Transcribe, word for word, every line from the one containing "Output a JSON" through the final line of the records, and omit the pictures.

(Dataset entries)
--- --- ---

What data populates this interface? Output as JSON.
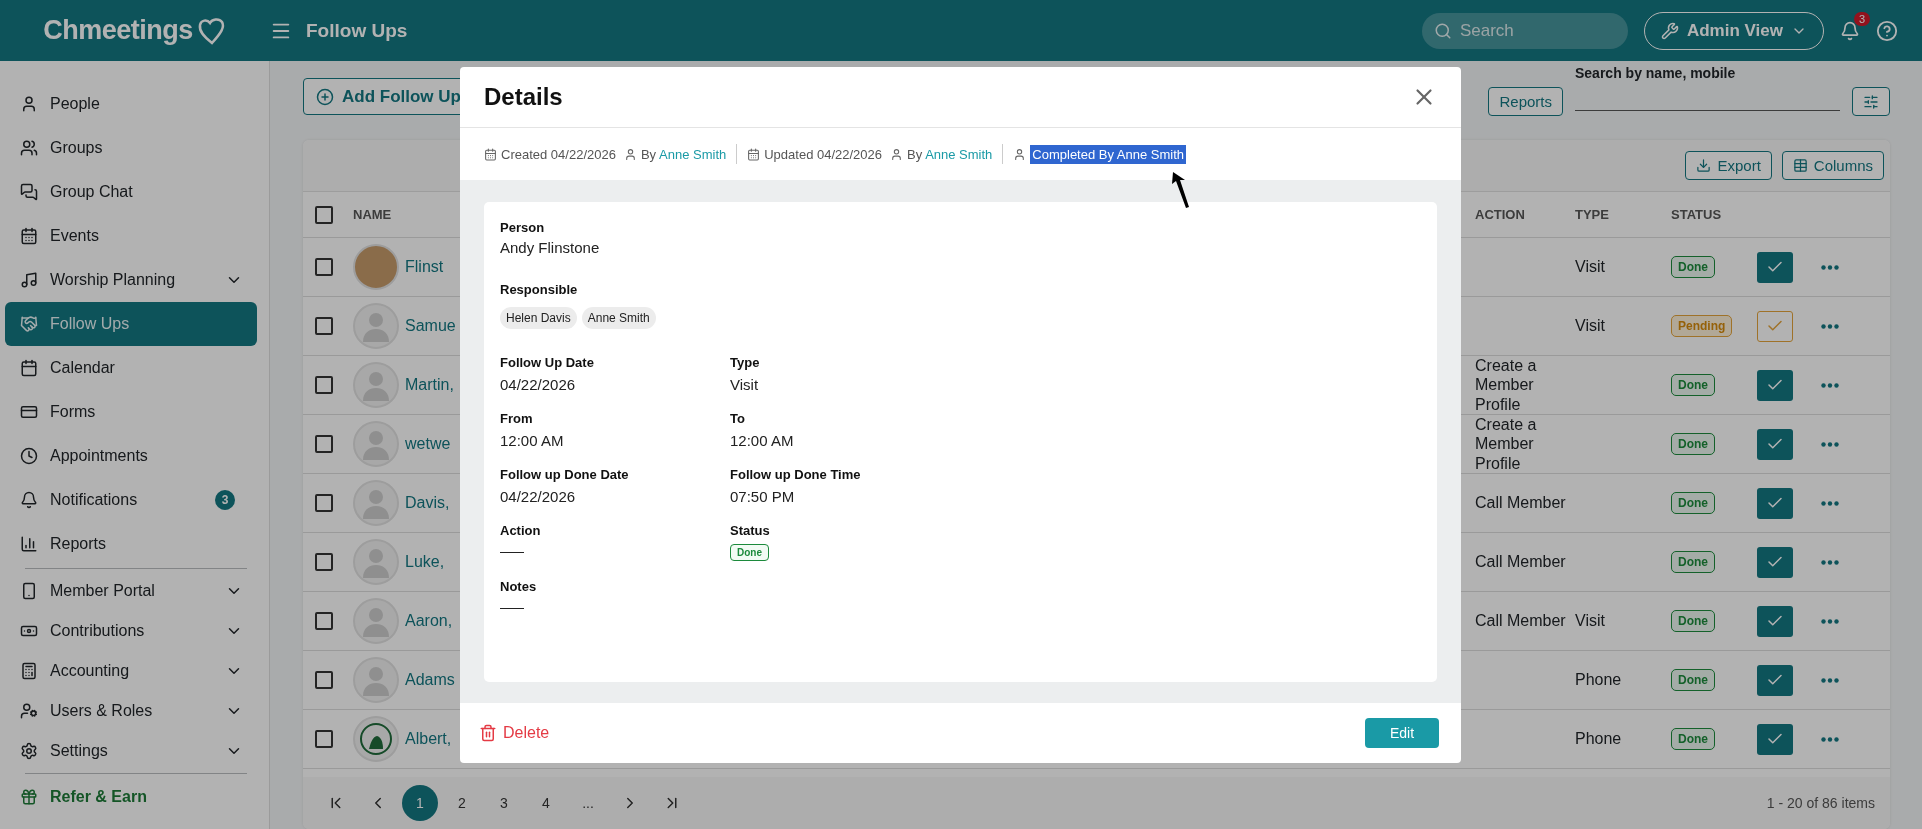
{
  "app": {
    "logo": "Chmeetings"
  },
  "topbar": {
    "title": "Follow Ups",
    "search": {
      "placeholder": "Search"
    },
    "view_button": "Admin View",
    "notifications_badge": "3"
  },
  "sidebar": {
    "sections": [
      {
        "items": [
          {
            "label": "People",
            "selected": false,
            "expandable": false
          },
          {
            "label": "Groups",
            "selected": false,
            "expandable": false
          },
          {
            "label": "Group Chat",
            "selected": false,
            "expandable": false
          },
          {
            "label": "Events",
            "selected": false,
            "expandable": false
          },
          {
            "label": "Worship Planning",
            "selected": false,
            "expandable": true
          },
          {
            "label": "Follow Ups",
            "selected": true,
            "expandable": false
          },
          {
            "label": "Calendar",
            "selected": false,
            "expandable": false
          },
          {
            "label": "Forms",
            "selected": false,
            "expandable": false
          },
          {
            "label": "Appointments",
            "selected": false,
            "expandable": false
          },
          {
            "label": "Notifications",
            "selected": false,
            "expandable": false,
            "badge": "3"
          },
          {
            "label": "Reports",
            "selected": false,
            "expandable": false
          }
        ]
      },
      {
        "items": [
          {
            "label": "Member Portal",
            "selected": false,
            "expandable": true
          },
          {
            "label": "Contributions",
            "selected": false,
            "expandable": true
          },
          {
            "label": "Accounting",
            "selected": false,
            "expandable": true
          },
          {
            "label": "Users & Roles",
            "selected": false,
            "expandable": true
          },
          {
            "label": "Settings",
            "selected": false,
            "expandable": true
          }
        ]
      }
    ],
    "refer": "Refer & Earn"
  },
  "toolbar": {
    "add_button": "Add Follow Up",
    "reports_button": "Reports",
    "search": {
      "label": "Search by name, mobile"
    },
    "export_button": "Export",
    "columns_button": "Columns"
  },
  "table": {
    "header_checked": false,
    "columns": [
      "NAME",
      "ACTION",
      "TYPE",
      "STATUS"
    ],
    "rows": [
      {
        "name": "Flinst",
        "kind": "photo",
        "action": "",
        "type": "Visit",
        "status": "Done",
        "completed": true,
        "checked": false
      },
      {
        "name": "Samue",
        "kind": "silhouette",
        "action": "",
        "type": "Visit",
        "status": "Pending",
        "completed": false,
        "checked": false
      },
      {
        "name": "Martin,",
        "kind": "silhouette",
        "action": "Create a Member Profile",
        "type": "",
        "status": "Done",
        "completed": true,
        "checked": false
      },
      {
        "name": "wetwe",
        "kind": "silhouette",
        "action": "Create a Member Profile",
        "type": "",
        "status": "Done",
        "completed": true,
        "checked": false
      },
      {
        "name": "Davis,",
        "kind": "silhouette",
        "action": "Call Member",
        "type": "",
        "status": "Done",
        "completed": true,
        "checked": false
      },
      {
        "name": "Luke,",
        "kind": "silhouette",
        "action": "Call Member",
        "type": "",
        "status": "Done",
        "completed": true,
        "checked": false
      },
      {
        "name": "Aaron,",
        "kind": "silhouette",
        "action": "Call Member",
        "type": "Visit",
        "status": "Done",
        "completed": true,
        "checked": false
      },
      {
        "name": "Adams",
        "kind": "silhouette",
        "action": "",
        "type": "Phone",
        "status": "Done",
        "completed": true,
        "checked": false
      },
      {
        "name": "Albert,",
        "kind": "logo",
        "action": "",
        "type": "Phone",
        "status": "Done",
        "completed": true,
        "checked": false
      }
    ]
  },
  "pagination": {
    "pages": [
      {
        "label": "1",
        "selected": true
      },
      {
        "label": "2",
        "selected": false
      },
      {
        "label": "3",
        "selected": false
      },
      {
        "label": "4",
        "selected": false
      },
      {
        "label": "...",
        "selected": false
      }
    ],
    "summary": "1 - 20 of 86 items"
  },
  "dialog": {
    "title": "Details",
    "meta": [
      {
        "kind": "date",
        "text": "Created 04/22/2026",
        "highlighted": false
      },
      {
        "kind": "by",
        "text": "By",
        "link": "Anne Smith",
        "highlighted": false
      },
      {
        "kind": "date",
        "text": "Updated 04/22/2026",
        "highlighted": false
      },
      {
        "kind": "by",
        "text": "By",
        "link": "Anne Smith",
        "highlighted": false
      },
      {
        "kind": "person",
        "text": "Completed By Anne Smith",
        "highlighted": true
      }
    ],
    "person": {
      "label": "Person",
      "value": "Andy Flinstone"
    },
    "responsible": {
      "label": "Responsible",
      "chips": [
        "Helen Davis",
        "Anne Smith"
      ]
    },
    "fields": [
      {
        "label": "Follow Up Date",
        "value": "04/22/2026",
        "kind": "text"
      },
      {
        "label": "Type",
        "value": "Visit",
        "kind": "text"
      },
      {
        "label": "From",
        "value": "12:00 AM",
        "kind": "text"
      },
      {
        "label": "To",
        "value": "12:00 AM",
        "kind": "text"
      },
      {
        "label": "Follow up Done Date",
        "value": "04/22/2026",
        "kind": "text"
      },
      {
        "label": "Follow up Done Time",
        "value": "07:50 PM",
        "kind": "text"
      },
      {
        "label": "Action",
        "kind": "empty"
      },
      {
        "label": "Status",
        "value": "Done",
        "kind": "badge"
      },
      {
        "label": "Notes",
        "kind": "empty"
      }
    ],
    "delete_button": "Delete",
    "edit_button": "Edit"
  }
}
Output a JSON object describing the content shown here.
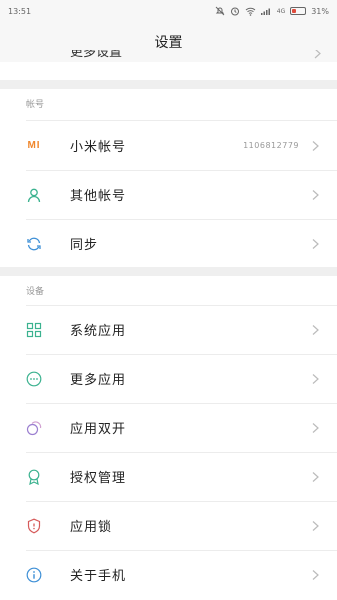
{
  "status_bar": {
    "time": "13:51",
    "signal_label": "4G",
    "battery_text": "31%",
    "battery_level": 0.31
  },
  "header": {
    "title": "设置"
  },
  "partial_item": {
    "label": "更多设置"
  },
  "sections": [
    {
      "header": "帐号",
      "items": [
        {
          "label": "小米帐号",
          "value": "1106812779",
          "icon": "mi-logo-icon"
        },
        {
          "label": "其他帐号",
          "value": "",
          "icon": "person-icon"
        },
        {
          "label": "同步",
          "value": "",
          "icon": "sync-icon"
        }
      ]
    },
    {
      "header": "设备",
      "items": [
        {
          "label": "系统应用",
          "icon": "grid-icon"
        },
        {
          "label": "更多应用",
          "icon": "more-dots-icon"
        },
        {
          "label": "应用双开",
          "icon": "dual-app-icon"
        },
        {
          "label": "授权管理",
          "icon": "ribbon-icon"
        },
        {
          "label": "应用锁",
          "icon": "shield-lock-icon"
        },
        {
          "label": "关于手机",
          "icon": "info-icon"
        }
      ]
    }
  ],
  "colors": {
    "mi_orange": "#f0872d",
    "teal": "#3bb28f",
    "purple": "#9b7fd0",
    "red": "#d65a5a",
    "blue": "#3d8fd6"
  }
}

--- --- ---

» **Exercise result**
Output a JSON object describing the content shown here.
{
  "status_bar": {
    "time": "13:51",
    "signal_label": "4G",
    "battery_text": "31%",
    "battery_level": 0.31
  },
  "header": {
    "title": "设置"
  },
  "partial_item": {
    "label": "更多设置"
  },
  "sections": [
    {
      "header": "帐号",
      "items": [
        {
          "label": "小米帐号",
          "value": "1106812779",
          "icon": "mi-logo-icon"
        },
        {
          "label": "其他帐号",
          "value": "",
          "icon": "person-icon"
        },
        {
          "label": "同步",
          "value": "",
          "icon": "sync-icon"
        }
      ]
    },
    {
      "header": "设备",
      "items": [
        {
          "label": "系统应用",
          "icon": "grid-icon"
        },
        {
          "label": "更多应用",
          "icon": "more-dots-icon"
        },
        {
          "label": "应用双开",
          "icon": "dual-app-icon"
        },
        {
          "label": "授权管理",
          "icon": "ribbon-icon"
        },
        {
          "label": "应用锁",
          "icon": "shield-lock-icon"
        },
        {
          "label": "关于手机",
          "icon": "info-icon"
        }
      ]
    }
  ],
  "colors": {
    "mi_orange": "#f0872d",
    "teal": "#3bb28f",
    "purple": "#9b7fd0",
    "red": "#d65a5a",
    "blue": "#3d8fd6"
  }
}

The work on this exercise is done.